#### [REQUIREMENT 1]
In the trauma lipidomics passage, which lipid class was the most abundant one identified in the plasma?
#### [REQUIREMENT 2]
From the trauma lipidomics passage, copy the part that opens with the words containing "(B) Representation of" and closes with "72h after admission).", substituting "collection timepoints" for "sampling timepoints".

The overall data analysis workflow is shown in Fig 1A. Liquid chromatography mass spectrometry (LC-MS) was used to carry out targeted lipidomic analysis on the plasma samples. In total, 996 lipids were quantified using internal standards. In the quality control analysis, the median relative standard deviation (RSD) for the lipid panel was 4%. Lipids are named according to sub-class and acyl chains detected. For example, PE (16:0/18:2) has a phosphatidylethanolamine (PE) backbone and two acyl chains comprised of palmitic acid (C16:0) and linoleic acid (C18:2). The representation of lipids from 14 sub-classes is shown in Fig 1B. Triglyceride (TAG) (glycerol backbone + three acyl chains) was the most abundant lipid class identified in the plasma (n=518). Phosphatidylethanolamine (PE), phosphatidylcholine (PC), and diacylglycerols (DAG) all containing 2 acyl chains were the next most abundant classes (n=128, 121, 58 respectively).

Figure 1. Temporal patterns in the circulating lipidome after severe trauma.

(A) Scheme of overall analysis strategy.

(B) Representation of 996 lipid species detected in the lipidomic platform grouped by classes.

(C) Uniform Manifold Approximation and Projection (UMAP) plot shows the distribution of healthy subjects (n=17) and patients with trauma (n=193), grouped by sampling timepoints (0h, 24h, 72h after admission).

(D) Heatmap shows relative levels of 996 lipid species for healthy subjects and trauma patients, grouped by sampling timepoints using z-score normalized concentrations. Lipid species are clustered by Hierarchical clustering.

(E) Quantitative comparison of circulating total lipid concentration among healthy controls (HC) and trauma patients, grouped by sampling timepoints. Asterisks indicate statistical significance based on Kruskal-wallis test with post-hoc analysis of Dunn test. The p value was adjusted by the Benjamini-Hochberg method: *, < 0.05; **, < 0.01; ***, < 0.001. Box and whisker plots represent mean value, standard deviation, maximum and minimum values.

Abbreviations: TAG, triacylglycerol; DAG, diacylglycerols; MAG, monoacylglycerols; PE, phosphatidylethanolamine; PC, phosphatidylcholine; PI, phosphatidylinositol; LPE, Lysophosphatidylethanolamine; LPC, Lysophosphatidylcholine; CER, Ceramides; HCER, hexosylceramides; LCER, lactosylceramide; DCER, dihydroceramides; CE, cholesterol ester.

We first explored the dynamic changes in the global pattern of the circulating lipidome in trauma patients. Uniform Manifold Approximation and Projection (UMAP) is a non-linear method for dimension reduction that can identify the global structure of multi-dimensional data. In Fig 1C, each dot represents a single subject and the distance between dots in the UMAP plot reflects the global similarity/ differences in overall lipid profiles between samples²⁰. We observed that trauma patients at 0h were quite dispersed and partially overlapping with healthy subjects, suggesting an early and rapidly evolving response pattern immediately post-injury. There was excellent separation across the three time points on UMAP, underscoring the role of time in the major changes in lipid patterns after trauma.

#### [SUPPLIED DATA]

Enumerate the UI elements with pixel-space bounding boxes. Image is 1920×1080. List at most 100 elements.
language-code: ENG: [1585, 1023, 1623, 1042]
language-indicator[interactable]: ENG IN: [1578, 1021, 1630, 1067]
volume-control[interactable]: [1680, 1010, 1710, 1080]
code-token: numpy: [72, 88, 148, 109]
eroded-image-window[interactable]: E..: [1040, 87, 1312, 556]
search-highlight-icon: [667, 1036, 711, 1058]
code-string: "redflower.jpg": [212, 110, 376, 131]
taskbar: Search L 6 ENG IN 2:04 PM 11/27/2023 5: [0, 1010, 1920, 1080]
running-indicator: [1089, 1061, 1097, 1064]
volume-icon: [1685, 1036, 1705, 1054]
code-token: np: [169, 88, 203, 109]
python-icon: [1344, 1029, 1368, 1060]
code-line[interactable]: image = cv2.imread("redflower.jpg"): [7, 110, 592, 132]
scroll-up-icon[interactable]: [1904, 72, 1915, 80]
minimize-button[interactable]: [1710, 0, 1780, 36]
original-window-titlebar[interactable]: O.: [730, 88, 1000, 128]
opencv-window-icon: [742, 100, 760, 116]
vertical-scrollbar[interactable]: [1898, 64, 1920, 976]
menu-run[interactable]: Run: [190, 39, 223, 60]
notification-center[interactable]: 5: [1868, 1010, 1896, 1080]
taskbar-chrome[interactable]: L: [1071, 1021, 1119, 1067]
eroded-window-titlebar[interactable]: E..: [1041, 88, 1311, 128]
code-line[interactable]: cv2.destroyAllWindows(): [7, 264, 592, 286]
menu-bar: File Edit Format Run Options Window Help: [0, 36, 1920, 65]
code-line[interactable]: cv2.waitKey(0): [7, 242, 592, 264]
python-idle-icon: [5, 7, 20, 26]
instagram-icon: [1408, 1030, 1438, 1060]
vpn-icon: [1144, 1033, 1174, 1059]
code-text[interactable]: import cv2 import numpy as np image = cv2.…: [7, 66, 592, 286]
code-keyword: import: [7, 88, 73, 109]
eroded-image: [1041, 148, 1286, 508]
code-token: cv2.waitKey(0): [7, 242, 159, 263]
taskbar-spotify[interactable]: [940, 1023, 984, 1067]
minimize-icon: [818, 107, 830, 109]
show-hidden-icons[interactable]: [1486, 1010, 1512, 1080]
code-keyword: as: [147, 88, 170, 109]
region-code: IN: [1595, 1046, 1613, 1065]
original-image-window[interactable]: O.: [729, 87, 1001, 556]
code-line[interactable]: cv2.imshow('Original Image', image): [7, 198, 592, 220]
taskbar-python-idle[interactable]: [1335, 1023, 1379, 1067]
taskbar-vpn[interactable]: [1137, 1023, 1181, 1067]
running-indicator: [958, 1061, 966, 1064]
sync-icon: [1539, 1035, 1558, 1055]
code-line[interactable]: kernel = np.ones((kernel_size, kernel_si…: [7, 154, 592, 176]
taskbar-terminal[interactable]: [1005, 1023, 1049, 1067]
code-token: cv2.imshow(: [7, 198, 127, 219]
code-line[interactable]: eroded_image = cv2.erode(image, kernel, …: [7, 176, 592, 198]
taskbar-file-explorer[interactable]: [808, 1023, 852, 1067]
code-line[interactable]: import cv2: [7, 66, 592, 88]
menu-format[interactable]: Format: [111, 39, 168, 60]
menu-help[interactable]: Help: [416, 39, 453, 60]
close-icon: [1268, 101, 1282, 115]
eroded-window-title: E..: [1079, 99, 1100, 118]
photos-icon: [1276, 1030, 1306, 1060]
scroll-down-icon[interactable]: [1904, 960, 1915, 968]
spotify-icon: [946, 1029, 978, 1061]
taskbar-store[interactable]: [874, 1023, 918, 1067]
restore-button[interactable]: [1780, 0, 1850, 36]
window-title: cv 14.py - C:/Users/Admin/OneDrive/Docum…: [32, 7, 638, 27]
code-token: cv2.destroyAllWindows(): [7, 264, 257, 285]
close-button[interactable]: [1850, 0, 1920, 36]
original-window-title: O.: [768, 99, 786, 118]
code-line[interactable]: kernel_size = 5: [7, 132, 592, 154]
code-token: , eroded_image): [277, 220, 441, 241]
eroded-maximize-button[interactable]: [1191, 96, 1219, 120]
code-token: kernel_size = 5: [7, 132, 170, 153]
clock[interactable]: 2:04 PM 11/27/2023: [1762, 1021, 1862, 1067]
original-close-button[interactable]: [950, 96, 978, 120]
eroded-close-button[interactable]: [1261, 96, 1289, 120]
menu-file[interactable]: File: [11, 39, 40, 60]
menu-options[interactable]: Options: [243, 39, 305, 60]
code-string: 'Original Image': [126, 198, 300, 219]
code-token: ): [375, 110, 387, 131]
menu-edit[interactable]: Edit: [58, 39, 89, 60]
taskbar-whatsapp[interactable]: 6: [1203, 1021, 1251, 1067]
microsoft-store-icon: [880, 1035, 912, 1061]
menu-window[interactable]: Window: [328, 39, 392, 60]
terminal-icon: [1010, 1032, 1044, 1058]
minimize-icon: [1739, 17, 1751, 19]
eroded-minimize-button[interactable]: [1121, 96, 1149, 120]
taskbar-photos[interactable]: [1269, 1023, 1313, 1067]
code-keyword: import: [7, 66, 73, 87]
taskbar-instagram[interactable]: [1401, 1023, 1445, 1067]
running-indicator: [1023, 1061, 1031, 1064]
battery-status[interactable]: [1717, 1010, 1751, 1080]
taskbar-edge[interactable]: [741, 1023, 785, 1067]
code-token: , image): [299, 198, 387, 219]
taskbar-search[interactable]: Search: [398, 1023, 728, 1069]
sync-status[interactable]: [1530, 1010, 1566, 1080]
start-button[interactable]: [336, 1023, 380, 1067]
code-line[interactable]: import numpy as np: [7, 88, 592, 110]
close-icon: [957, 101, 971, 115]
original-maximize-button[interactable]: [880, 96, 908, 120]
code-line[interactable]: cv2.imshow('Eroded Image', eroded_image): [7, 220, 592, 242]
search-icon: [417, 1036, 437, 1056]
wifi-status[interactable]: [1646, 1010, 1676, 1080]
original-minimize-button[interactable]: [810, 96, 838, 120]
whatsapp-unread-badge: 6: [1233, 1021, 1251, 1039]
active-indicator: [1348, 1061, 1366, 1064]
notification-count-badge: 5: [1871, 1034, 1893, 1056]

#### [WRITTEN ANSWER 1]
Triglyceride (TAG), with 518 lipids.

#### [WRITTEN ANSWER 2]
(B) Representation of 996 lipid species detected in the lipidomic platform grouped by classes.

(C) Uniform Manifold Approximation and Projection (UMAP) plot shows the distribution of healthy subjects (n=17) and patients with trauma (n=193), grouped by collection timepoints (0h, 24h, 72h after admission).